> [Problem details]: Copy out each line containing "this" from the entries below.

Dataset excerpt
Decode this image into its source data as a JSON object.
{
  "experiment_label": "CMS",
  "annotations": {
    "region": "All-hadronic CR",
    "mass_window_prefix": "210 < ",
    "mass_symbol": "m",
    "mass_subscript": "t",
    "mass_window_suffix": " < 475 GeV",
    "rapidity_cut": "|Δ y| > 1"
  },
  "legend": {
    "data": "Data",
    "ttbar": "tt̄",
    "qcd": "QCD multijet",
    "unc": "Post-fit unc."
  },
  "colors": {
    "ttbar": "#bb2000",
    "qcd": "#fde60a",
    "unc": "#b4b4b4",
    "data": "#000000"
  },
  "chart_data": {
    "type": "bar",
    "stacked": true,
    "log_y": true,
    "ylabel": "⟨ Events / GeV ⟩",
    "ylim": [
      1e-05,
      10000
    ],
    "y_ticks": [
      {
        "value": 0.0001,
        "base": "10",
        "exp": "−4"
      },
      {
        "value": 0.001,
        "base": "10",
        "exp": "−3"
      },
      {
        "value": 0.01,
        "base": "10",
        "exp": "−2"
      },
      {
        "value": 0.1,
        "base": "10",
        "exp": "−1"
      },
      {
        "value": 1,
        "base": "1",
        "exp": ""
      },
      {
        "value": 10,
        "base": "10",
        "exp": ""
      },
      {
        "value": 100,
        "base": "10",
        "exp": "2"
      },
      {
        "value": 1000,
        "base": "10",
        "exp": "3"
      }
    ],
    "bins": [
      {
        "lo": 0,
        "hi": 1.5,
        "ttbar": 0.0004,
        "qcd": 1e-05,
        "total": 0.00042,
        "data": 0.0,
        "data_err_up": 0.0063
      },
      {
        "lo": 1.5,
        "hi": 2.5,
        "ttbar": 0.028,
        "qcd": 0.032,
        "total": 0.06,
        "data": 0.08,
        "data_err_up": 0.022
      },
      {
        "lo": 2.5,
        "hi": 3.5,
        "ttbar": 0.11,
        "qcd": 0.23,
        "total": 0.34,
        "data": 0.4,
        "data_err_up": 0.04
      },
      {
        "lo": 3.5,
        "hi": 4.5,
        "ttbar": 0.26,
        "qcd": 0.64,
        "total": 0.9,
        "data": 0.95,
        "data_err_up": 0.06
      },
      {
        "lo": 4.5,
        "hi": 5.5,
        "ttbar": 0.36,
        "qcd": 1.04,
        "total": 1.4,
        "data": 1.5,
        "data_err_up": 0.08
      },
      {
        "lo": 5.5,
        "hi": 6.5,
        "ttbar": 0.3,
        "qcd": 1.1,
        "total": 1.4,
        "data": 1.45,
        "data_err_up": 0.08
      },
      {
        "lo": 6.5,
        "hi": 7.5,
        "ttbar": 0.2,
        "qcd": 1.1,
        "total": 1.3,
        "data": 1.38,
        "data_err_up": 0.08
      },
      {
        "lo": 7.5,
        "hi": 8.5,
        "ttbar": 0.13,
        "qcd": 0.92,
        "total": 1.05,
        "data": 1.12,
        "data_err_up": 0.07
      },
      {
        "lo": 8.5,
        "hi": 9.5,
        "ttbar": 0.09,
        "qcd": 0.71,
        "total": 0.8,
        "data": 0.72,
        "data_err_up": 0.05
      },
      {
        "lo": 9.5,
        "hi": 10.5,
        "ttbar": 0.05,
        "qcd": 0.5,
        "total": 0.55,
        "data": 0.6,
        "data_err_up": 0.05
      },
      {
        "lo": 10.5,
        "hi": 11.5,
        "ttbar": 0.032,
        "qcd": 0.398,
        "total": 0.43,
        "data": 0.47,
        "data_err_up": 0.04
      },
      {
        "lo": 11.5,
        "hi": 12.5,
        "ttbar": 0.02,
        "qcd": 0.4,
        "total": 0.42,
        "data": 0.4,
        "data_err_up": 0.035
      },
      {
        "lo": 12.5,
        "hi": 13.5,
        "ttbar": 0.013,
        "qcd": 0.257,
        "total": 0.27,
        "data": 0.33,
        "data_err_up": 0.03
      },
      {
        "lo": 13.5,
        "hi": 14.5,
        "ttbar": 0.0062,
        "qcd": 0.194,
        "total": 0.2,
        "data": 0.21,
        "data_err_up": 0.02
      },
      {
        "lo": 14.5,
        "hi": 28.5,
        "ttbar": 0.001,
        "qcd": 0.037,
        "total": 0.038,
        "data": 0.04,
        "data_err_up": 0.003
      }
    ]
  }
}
--
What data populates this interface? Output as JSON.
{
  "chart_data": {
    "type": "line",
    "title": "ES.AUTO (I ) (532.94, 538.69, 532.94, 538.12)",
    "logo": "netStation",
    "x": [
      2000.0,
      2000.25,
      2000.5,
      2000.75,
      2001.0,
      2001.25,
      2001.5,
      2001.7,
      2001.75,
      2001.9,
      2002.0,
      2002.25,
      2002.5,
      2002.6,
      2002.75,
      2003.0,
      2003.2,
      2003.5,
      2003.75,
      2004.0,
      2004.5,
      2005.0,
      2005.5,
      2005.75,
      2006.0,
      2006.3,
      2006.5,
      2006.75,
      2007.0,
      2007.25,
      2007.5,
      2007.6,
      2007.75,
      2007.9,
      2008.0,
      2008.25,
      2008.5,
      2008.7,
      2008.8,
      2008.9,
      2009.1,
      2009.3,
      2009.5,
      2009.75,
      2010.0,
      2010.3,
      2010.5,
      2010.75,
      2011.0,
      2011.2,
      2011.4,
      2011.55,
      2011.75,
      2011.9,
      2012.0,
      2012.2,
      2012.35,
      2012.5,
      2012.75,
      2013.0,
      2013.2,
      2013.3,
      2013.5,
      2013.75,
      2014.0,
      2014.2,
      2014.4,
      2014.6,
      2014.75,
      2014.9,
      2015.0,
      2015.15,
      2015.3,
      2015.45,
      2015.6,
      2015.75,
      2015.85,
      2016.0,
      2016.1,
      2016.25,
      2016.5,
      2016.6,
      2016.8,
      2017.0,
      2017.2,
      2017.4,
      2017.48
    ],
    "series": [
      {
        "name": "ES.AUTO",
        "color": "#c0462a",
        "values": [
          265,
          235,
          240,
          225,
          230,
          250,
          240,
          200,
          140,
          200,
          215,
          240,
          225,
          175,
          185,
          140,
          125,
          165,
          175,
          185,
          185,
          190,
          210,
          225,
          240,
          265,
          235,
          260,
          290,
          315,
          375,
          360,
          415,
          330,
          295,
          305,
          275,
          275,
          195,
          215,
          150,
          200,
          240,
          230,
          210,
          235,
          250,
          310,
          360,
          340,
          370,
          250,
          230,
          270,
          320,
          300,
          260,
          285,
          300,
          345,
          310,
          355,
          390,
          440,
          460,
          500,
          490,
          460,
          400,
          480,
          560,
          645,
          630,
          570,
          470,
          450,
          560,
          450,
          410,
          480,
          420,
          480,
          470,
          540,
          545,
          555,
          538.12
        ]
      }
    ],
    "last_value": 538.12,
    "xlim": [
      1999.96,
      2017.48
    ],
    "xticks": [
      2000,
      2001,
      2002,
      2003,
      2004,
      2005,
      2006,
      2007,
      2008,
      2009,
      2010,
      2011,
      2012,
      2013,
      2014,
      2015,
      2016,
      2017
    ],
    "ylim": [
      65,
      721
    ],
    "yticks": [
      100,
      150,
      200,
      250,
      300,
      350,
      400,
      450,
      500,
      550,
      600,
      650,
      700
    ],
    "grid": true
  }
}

> [Answer in full]:
Decode this image into its source data as a JSON object.
What data populates this interface? Output as JSON.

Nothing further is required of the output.